● Your tasks:
1: Set down, word for word, the part of the stacking regressor passage between "This part I" and "the training set.", inclusive.
2: In the stacking regressor passage, what model is used as the final estimator of the stacking regressor?

● Given passage:
+ + + +

This part I try to use stacking regressor with the two best performing models. It looks like the model does well on the training set, but not too well on test set. It could be overfitting to the training set.

In [None]:
from sklearn.ensemble import StackingRegressor
from sklearn.tree import DecisionTreeRegressor
from sklearn.metrics import mean_squared_error, r2_score

gb3 = GradientBoostingRegressor(learning_rate=0.15, max_depth=4, max_features=0.8,
                          min_samples_leaf=2, min_samples_split=6,
                          n_estimators=250, random_state=42, subsample=0.8)

xg2 = xgb.XGBRegressor(alpha=0.1, learning_rate=0.1, max_depth=5, n_estimators=200, random_state=42)

estimators = [('Gradient Boosted',  gb3), ('XGBoost', xg2)]
            
stacking_reg = StackingRegressor(estimators=estimators, final_estimator = DecisionTreeRegressor(random_state =42))

stacking_reg.fit(X_train, y_train)

+ + + +

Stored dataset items
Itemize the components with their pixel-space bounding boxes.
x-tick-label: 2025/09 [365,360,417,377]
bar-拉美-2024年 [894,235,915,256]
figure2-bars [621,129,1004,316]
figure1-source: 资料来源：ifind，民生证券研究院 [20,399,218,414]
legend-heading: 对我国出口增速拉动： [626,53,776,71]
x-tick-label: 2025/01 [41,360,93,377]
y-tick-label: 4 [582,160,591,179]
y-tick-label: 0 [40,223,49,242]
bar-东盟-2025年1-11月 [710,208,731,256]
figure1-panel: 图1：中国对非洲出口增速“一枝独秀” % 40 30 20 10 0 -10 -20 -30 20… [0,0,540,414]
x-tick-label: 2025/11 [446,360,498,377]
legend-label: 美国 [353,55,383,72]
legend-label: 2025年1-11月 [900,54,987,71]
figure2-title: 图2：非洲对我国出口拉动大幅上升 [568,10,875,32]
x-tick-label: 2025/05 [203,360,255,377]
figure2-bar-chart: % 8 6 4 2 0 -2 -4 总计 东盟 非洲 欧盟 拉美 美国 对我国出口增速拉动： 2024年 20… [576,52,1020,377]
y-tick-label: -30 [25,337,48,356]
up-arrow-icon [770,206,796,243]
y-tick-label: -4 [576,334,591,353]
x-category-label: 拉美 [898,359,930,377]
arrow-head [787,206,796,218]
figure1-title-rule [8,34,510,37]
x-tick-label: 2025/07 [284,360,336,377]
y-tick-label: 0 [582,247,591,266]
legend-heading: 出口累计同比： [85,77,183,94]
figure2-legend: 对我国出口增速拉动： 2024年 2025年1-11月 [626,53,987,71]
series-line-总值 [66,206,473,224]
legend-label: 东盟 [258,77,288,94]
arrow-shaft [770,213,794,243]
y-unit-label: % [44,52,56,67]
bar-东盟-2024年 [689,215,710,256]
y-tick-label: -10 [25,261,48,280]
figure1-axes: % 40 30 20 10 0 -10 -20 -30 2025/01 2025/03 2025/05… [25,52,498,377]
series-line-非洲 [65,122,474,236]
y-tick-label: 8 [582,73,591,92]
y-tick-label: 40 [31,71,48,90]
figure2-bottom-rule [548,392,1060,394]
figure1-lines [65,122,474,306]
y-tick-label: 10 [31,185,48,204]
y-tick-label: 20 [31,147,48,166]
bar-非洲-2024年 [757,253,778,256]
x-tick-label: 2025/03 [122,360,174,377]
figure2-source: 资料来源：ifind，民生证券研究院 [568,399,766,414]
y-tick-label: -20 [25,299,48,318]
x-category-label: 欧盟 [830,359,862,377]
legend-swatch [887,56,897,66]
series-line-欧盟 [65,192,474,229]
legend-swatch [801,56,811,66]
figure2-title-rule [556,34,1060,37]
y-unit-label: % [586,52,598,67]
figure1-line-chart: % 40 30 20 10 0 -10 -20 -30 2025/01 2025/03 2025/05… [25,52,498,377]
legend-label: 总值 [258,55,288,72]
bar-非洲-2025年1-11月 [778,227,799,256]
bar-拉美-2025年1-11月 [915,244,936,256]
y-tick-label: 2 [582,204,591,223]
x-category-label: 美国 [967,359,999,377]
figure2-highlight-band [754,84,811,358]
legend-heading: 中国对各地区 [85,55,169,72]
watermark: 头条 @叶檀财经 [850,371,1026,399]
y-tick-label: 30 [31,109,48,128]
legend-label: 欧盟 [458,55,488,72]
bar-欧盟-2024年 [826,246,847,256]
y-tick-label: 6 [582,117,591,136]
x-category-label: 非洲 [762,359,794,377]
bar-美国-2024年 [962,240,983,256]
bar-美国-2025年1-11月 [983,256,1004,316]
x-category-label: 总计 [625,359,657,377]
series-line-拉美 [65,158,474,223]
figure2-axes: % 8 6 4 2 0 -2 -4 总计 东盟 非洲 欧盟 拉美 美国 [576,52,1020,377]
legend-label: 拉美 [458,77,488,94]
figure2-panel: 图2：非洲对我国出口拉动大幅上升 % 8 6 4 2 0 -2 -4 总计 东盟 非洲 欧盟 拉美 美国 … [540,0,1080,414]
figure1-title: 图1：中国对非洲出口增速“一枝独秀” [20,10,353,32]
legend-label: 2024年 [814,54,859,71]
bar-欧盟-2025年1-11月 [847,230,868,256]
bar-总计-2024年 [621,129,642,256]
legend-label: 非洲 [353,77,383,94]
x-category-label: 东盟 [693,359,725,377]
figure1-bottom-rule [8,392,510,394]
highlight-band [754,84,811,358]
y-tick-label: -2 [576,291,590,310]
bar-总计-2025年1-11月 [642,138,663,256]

+ + + +

● Solutions below:
1:
This part I try to use stacking regressor with the two best performing models. It looks like the model does well on the training set, but not too well on test set. It could be overfitting to the training set.

2: A DecisionTreeRegressor with random_state set to 42.